• EXERCISE PROMPT:
Pick out each line containing the string "其他收入" and copy it.

• Recorded data:

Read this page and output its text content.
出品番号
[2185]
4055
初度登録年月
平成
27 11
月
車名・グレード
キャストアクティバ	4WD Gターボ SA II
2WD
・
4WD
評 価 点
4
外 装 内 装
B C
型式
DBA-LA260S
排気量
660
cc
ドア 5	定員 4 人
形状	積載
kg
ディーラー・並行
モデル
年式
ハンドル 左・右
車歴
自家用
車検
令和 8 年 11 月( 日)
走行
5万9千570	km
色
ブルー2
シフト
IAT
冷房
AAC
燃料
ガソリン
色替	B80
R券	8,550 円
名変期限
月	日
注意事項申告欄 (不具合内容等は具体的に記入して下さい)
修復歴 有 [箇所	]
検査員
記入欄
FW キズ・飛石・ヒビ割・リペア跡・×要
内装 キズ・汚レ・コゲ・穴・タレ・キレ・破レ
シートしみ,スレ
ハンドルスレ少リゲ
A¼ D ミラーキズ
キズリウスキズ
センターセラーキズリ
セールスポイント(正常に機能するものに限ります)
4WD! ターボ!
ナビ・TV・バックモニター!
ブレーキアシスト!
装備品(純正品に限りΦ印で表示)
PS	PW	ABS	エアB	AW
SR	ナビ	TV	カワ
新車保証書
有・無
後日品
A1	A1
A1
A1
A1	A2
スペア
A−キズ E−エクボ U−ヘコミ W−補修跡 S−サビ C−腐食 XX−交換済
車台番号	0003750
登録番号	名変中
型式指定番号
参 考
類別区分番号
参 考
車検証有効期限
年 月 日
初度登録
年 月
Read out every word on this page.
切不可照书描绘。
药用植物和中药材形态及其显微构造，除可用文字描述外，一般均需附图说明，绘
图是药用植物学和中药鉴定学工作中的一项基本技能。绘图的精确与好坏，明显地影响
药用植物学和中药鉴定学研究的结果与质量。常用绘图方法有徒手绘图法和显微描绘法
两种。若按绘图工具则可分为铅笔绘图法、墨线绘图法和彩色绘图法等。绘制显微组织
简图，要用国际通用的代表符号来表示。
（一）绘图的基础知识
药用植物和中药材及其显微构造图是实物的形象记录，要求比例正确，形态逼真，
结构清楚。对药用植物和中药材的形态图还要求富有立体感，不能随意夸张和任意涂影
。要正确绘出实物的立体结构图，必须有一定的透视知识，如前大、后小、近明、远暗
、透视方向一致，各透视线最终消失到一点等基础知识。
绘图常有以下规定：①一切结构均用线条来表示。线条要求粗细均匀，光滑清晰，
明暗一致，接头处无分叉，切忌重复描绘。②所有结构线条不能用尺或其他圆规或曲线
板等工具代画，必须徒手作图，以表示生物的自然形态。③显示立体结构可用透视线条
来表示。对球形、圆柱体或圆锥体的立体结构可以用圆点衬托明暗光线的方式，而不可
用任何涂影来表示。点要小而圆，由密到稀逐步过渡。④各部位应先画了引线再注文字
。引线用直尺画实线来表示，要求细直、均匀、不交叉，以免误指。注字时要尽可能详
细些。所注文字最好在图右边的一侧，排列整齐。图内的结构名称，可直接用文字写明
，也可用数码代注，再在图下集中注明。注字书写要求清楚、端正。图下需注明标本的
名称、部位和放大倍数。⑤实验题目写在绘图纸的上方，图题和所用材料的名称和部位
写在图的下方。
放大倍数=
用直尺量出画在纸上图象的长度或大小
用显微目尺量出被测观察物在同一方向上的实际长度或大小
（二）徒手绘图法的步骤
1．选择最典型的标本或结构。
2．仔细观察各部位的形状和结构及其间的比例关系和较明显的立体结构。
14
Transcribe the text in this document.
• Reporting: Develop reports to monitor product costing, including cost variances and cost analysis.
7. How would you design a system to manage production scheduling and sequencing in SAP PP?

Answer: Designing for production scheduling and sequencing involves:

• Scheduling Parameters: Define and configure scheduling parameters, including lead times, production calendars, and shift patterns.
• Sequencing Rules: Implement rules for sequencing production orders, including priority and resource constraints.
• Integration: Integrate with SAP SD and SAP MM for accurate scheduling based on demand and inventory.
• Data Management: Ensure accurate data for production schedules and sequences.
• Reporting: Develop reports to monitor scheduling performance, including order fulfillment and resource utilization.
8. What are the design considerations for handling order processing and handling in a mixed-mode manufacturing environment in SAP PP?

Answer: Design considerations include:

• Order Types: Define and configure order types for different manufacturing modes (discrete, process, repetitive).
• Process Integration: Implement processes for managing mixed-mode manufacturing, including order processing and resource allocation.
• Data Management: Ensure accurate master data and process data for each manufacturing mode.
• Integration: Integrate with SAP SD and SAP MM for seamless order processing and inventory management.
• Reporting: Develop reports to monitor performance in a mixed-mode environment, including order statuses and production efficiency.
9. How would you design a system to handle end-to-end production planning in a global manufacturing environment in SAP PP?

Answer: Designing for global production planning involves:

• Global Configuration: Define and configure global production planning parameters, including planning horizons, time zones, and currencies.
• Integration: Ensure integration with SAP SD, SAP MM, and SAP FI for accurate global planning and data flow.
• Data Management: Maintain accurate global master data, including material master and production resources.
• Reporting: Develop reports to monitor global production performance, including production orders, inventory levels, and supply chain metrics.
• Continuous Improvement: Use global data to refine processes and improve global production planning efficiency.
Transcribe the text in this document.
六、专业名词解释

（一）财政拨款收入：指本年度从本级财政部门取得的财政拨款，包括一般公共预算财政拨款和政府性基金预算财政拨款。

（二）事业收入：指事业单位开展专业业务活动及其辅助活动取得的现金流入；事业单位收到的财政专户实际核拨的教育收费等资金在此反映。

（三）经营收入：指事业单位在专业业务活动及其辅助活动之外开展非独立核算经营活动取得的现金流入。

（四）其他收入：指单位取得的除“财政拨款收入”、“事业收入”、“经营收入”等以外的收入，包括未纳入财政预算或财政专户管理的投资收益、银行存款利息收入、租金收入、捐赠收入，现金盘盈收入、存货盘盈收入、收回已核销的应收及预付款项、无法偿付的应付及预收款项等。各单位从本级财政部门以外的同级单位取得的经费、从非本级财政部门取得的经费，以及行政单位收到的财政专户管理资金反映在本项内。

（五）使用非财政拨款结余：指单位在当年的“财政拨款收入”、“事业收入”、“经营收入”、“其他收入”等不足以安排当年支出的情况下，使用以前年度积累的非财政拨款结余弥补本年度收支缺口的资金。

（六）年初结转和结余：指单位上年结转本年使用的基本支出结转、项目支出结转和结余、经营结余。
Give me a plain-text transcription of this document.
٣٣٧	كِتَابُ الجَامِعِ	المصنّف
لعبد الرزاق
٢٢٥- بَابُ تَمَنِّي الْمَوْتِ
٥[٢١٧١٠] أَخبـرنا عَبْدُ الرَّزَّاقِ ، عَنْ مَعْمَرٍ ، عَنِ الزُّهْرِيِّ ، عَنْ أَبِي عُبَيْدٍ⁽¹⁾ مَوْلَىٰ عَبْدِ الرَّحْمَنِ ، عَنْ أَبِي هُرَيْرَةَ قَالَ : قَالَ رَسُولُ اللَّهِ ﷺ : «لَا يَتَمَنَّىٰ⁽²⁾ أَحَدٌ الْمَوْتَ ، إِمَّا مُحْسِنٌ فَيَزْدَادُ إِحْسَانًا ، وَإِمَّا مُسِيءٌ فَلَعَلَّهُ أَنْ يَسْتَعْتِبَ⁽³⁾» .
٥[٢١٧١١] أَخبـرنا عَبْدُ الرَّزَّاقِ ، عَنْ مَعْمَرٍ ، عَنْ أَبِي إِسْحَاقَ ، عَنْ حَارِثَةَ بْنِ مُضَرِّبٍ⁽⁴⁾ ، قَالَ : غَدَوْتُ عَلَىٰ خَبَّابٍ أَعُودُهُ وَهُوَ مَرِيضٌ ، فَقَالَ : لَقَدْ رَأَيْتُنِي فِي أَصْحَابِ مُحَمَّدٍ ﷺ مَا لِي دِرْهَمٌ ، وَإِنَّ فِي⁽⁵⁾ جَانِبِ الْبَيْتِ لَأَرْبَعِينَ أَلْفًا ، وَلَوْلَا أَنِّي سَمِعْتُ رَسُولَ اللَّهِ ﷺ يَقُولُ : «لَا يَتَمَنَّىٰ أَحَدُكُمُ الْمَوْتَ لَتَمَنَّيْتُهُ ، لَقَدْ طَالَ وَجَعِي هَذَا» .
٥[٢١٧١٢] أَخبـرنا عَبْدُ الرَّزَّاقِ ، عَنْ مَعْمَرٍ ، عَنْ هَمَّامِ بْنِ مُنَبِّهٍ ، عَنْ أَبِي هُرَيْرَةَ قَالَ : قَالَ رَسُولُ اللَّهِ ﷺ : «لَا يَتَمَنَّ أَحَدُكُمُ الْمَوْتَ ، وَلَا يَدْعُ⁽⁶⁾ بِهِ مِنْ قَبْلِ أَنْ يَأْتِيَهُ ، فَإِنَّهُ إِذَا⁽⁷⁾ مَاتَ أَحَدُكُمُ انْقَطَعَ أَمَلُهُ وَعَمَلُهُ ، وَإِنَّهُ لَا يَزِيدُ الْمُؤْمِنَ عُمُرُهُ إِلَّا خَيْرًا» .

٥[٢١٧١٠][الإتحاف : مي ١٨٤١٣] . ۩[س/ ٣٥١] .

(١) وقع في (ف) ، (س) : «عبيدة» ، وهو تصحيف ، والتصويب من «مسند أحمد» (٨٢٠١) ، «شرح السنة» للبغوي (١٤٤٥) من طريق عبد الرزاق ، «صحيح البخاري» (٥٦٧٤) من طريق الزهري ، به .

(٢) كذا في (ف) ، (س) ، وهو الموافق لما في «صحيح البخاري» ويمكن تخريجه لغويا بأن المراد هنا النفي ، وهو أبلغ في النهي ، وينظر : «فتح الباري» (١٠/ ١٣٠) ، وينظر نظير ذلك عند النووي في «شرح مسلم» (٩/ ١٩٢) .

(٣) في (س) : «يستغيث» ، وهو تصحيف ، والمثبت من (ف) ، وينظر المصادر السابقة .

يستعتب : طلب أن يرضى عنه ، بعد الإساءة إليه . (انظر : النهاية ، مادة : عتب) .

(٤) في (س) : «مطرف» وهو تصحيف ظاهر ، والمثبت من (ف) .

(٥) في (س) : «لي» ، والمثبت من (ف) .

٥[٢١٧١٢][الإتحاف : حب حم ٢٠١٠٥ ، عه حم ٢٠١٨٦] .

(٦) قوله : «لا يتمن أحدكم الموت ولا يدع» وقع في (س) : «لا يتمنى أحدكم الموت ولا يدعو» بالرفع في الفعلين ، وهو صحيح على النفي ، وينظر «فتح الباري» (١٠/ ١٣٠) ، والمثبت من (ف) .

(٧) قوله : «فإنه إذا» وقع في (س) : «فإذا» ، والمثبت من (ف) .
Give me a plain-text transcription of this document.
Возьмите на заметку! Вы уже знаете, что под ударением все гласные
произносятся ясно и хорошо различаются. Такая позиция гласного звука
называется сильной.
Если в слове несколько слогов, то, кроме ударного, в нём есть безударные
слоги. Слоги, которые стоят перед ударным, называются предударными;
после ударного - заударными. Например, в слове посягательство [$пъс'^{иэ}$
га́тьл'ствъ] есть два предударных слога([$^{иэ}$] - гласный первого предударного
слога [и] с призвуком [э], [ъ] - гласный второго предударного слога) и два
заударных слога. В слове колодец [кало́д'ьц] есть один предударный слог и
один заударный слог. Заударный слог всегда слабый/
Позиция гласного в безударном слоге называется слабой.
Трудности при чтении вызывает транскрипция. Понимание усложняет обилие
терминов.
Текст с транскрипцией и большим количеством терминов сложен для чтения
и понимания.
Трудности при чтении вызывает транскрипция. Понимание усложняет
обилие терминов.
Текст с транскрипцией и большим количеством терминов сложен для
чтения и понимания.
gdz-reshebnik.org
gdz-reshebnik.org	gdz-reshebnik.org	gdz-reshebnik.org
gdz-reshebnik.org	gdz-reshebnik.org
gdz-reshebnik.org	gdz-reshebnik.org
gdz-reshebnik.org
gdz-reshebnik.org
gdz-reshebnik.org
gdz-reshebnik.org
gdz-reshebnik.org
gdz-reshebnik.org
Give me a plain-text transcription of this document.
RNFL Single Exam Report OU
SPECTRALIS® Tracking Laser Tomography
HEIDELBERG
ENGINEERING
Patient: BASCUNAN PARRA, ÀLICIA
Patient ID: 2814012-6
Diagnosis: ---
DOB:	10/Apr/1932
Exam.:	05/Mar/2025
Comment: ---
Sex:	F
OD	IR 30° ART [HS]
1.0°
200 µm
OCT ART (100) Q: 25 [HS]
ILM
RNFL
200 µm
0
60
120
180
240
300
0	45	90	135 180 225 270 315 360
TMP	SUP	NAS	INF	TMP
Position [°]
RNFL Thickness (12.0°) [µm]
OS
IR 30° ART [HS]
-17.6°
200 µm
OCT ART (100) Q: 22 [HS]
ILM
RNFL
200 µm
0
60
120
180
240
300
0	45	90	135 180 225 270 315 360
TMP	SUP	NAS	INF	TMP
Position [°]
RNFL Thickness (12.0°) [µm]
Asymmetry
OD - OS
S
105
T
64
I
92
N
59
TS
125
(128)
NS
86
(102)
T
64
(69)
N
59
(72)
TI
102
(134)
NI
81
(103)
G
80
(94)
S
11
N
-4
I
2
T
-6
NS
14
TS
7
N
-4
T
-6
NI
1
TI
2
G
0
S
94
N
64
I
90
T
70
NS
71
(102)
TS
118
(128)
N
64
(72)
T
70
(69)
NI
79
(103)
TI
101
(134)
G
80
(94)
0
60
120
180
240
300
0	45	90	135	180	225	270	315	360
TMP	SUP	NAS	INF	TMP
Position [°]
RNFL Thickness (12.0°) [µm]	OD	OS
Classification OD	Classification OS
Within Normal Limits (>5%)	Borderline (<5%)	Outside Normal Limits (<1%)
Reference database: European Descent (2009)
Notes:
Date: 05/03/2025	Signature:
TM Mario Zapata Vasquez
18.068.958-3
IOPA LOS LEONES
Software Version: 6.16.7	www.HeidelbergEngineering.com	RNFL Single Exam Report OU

• THE RESPONSE:
（四）其他收入：指单位取得的除“财政拨款收入”、“事业收入”、“经营收入”等以外的收入，包括未纳入财政预算或财政专户管理的投资收益、银行存款利息收入、租金收入、捐赠收入，现金盘盈收入、存货盘盈收入、收回已核销的应收及预付款项、无法偿付的应付及预收款项等。各单位从本级财政部门以外的同级单位取得的经费、从非本级财政部门取得的经费，以及行政单位收到的财政专户管理资金反映在本项内。
（五）使用非财政拨款结余：指单位在当年的“财政拨款收入”、“事业收入”、“经营收入”、“其他收入”等不足以安排当年支出的情况下，使用以前年度积累的非财政拨款结余弥补本年度收支缺口的资金。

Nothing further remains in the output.